— Your goal —
Go through the listing below and list every line with "content".

— Available records —
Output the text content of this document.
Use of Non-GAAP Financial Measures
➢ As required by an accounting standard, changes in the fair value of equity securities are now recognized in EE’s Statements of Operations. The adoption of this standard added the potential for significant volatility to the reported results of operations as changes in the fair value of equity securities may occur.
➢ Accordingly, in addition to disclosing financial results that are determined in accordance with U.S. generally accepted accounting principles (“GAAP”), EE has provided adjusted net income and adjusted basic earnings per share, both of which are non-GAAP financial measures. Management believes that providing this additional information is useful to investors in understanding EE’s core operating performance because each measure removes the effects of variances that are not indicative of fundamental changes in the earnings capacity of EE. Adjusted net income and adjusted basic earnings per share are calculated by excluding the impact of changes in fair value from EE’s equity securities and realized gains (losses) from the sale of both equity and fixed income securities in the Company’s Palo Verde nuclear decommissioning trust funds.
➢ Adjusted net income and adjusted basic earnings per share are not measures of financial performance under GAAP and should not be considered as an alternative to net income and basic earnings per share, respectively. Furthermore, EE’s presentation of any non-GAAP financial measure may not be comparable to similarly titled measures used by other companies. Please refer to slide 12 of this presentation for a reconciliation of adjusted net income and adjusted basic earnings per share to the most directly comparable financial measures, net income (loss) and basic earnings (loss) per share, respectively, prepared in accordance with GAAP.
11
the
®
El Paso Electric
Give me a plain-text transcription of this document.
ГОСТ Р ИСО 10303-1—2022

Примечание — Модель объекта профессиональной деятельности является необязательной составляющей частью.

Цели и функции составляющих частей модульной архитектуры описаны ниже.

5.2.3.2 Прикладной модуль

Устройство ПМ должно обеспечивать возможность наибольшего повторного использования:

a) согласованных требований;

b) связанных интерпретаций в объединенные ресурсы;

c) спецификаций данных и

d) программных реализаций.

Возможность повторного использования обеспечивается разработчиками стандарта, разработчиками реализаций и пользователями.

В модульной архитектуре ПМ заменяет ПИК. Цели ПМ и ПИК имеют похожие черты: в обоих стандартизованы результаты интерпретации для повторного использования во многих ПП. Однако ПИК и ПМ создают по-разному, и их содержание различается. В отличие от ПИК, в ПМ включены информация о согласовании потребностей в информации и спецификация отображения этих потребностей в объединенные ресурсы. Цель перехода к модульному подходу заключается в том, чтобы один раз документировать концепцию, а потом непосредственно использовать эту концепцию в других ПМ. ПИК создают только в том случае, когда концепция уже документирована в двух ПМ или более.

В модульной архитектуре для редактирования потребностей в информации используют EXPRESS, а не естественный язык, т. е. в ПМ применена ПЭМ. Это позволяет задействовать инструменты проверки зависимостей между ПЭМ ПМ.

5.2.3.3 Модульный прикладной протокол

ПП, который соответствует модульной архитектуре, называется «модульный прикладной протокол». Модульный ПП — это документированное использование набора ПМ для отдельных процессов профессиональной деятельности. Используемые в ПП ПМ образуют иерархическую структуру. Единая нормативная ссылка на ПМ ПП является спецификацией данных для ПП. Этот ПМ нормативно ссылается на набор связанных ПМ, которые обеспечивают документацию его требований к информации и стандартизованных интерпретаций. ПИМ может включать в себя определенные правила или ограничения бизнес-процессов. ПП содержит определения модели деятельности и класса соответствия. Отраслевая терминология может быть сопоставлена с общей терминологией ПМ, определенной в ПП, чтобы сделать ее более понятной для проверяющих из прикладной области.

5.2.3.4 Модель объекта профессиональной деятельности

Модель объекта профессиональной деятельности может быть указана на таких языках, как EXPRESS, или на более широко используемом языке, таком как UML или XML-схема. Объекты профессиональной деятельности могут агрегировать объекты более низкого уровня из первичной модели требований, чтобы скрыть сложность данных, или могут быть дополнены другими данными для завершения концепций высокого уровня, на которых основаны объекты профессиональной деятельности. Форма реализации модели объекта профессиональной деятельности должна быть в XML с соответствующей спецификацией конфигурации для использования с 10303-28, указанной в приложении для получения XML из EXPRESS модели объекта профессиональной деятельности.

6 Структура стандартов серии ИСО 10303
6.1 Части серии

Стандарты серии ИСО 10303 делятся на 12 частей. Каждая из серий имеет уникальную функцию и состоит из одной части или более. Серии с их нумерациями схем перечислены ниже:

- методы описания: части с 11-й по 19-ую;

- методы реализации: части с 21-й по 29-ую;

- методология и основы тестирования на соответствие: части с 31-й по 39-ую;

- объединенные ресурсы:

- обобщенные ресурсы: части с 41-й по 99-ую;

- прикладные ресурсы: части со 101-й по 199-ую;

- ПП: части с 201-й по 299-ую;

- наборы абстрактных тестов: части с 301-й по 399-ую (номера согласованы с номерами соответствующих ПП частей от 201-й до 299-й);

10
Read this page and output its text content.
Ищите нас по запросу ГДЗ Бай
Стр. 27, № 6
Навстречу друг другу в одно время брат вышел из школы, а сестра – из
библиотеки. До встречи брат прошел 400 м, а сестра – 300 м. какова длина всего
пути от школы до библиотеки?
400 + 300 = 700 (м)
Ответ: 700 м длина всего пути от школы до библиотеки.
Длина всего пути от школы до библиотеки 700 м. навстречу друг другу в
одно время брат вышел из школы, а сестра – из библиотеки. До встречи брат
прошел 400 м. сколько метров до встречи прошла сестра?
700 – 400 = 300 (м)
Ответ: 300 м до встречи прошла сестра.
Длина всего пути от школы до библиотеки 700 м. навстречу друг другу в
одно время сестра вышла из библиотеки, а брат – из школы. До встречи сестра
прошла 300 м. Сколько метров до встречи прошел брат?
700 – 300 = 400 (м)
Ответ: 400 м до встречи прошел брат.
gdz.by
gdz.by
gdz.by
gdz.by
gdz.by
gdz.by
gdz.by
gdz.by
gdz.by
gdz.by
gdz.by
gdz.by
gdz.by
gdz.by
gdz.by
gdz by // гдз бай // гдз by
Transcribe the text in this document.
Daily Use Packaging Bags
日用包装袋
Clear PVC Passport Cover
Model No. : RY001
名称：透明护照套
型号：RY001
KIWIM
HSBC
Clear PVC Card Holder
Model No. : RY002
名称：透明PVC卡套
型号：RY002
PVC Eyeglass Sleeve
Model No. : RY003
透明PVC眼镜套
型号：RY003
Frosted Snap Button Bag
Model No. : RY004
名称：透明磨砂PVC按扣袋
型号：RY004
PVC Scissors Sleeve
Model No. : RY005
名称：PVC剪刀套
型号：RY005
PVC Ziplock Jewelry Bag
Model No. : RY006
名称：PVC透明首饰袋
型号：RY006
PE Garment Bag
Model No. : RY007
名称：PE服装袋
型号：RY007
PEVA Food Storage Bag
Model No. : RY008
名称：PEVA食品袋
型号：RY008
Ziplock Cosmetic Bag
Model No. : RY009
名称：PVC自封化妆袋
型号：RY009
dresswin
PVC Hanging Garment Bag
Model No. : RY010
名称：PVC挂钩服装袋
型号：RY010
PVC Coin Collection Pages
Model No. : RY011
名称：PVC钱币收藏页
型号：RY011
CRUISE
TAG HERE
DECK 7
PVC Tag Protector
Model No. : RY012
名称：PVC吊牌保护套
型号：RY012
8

— Response to this exercise —
Output the text content of this document.
Read this page and output its text content.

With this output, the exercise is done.